### Work required
Extract the entries in their exact form.

### Provided data
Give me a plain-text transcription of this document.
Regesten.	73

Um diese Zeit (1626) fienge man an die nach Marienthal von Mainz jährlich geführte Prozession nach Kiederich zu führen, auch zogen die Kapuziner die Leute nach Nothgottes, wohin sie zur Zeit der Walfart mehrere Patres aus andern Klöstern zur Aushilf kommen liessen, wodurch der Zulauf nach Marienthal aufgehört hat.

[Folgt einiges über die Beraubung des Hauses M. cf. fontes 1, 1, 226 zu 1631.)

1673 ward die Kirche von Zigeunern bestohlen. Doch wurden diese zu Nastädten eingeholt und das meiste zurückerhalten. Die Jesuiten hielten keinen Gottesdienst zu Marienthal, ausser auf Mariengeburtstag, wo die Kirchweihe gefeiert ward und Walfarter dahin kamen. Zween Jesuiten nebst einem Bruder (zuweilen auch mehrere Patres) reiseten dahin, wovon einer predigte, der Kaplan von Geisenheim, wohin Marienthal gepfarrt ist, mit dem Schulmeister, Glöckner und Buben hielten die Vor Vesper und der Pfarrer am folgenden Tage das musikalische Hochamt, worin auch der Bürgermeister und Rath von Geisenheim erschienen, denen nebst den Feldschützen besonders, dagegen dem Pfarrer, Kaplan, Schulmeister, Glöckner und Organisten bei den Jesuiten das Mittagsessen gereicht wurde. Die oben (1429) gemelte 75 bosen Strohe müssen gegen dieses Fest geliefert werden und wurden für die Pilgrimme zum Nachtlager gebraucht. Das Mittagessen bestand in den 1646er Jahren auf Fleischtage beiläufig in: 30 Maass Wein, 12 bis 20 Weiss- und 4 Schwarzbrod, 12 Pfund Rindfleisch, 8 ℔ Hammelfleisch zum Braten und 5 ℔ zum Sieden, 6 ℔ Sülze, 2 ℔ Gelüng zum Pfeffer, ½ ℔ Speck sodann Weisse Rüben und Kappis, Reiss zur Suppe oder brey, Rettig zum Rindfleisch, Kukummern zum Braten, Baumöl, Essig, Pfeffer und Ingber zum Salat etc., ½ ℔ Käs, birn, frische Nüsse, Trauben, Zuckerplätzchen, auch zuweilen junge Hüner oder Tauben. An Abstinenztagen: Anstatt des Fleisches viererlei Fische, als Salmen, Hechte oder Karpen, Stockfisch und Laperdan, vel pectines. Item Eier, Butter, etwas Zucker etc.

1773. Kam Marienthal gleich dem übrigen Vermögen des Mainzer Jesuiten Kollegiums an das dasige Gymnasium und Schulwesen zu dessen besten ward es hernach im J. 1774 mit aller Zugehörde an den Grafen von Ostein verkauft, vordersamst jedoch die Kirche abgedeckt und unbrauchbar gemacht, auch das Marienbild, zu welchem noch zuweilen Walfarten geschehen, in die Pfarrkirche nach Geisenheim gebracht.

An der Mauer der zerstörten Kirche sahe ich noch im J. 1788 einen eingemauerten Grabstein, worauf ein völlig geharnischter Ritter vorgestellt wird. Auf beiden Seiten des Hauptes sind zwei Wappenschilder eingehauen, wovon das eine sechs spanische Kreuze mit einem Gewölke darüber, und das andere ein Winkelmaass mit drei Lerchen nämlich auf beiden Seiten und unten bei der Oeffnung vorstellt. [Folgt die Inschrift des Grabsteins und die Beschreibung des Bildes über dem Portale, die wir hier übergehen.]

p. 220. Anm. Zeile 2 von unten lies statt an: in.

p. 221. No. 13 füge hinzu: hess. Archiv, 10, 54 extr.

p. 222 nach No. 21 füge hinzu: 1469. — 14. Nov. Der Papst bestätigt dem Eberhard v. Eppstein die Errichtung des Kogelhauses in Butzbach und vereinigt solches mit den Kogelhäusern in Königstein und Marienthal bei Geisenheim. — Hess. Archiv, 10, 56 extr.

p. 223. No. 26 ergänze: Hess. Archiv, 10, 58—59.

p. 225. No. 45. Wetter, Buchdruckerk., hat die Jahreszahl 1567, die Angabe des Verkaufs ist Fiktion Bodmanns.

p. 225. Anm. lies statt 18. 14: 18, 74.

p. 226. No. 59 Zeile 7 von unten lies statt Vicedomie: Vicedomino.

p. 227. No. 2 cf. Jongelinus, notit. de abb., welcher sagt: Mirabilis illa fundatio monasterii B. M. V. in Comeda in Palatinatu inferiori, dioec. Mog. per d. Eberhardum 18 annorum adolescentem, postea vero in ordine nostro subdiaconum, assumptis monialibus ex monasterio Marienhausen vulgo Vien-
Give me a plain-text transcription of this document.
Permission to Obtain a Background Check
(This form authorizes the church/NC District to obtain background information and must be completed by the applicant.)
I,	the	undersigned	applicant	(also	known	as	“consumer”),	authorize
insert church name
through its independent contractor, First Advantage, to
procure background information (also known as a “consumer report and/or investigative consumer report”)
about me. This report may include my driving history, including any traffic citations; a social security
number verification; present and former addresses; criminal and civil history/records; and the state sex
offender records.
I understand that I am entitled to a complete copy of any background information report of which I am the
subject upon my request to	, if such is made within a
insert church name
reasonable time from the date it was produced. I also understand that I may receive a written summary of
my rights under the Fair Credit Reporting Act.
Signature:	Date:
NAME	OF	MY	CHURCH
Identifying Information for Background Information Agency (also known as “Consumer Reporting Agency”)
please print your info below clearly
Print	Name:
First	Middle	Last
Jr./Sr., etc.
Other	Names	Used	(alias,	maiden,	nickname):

### Exercise output
Give me a plain-text transcription of this document.
Regesten.	73

Um diese Zeit (1626) fienge man an die nach Marienthal von Mainz jährlich geführte Prozession nach Kiederich zu führen, auch zogen die Kapuziner die Leute nach Nothgottes, wohin sie zur Zeit der Walfart mehrere Patres aus andern Klöstern zur Aushilf kommen liessen, wodurch der Zulauf nach Marienthal aufgehört hat.

[Folgt einiges über die Beraubung des Hauses M. cf. fontes 1, 1, 226 zu 1631.)

1673 ward die Kirche von Zigeunern bestohlen. Doch wurden diese zu Nastädten eingeholt und das meiste zurückerhalten. Die Jesuiten hielten keinen Gottesdienst zu Marienthal, ausser auf Mariengeburtstag, wo die Kirchweihe gefeiert ward und Walfarter dahin kamen. Zween Jesuiten nebst einem Bruder (zuweilen auch mehrere Patres) reiseten dahin, wovon einer predigte, der Kaplan von Geisenheim, wohin Marienthal gepfarrt ist, mit dem Schulmeister, Glöckner und Buben hielten die Vor Vesper und der Pfarrer am folgenden Tage das musikalische Hochamt, worin auch der Bürgermeister und Rath von Geisenheim erschienen, denen nebst den Feldschützen besonders, dagegen dem Pfarrer, Kaplan, Schulmeister, Glöckner und Organisten bei den Jesuiten das Mittagsessen gereicht wurde. Die oben (1429) gemelte 75 bosen Strohe müssen gegen dieses Fest geliefert werden und wurden für die Pilgrimme zum Nachtlager gebraucht. Das Mittagessen bestand in den 1646er Jahren auf Fleischtage beiläufig in: 30 Maass Wein, 12 bis 20 Weiss- und 4 Schwarzbrod, 12 Pfund Rindfleisch, 8 ℔ Hammelfleisch zum Braten und 5 ℔ zum Sieden, 6 ℔ Sülze, 2 ℔ Gelüng zum Pfeffer, ½ ℔ Speck sodann Weisse Rüben und Kappis, Reiss zur Suppe oder brey, Rettig zum Rindfleisch, Kukummern zum Braten, Baumöl, Essig, Pfeffer und Ingber zum Salat etc., ½ ℔ Käs, birn, frische Nüsse, Trauben, Zuckerplätzchen, auch zuweilen junge Hüner oder Tauben. An Abstinenztagen: Anstatt des Fleisches viererlei Fische, als Salmen, Hechte oder Karpen, Stockfisch und Laperdan, vel pectines. Item Eier, Butter, etwas Zucker etc.

1773. Kam Marienthal gleich dem übrigen Vermögen des Mainzer Jesuiten Kollegiums an das dasige Gymnasium und Schulwesen zu dessen besten ward es hernach im J. 1774 mit aller Zugehörde an den Grafen von Ostein verkauft, vordersamst jedoch die Kirche abgedeckt und unbrauchbar gemacht, auch das Marienbild, zu welchem noch zuweilen Walfarten geschehen, in die Pfarrkirche nach Geisenheim gebracht.

An der Mauer der zerstörten Kirche sahe ich noch im J. 1788 einen eingemauerten Grabstein, worauf ein völlig geharnischter Ritter vorgestellt wird. Auf beiden Seiten des Hauptes sind zwei Wappenschilder eingehauen, wovon das eine sechs spanische Kreuze mit einem Gewölke darüber, und das andere ein Winkelmaass mit drei Lerchen nämlich auf beiden Seiten und unten bei der Oeffnung vorstellt. [Folgt die Inschrift des Grabsteins und die Beschreibung des Bildes über dem Portale, die wir hier übergehen.]

p. 220. Anm. Zeile 2 von unten lies statt an: in.

p. 221. No. 13 füge hinzu: hess. Archiv, 10, 54 extr.

p. 222 nach No. 21 füge hinzu: 1469. — 14. Nov. Der Papst bestätigt dem Eberhard v. Eppstein die Errichtung des Kogelhauses in Butzbach und vereinigt solches mit den Kogelhäusern in Königstein und Marienthal bei Geisenheim. — Hess. Archiv, 10, 56 extr.

p. 223. No. 26 ergänze: Hess. Archiv, 10, 58—59.

p. 225. No. 45. Wetter, Buchdruckerk., hat die Jahreszahl 1567, die Angabe des Verkaufs ist Fiktion Bodmanns.

p. 225. Anm. lies statt 18. 14: 18, 74.

p. 226. No. 59 Zeile 7 von unten lies statt Vicedomie: Vicedomino.

p. 227. No. 2 cf. Jongelinus, notit. de abb., welcher sagt: Mirabilis illa fundatio monasterii B. M. V. in Comeda in Palatinatu inferiori, dioec. Mog. per d. Eberhardum 18 annorum adolescentem, postea vero in ordine nostro subdiaconum, assumptis monialibus ex monasterio Marienhausen vulgo Vien-
Give me a plain-text transcription of this document.
Permission to Obtain a Background Check
(This form authorizes the church/NC District to obtain background information and must be completed by the applicant.)
I,	the	undersigned	applicant	(also	known	as	“consumer”),	authorize
insert church name
through its independent contractor, First Advantage, to
procure background information (also known as a “consumer report and/or investigative consumer report”)
about me. This report may include my driving history, including any traffic citations; a social security
number verification; present and former addresses; criminal and civil history/records; and the state sex
offender records.
I understand that I am entitled to a complete copy of any background information report of which I am the
subject upon my request to	, if such is made within a
insert church name
reasonable time from the date it was produced. I also understand that I may receive a written summary of
my rights under the Fair Credit Reporting Act.
Signature:	Date:
NAME	OF	MY	CHURCH
Identifying Information for Background Information Agency (also known as “Consumer Reporting Agency”)
please print your info below clearly
Print	Name:
First	Middle	Last
Jr./Sr., etc.
Other	Names	Used	(alias,	maiden,	nickname):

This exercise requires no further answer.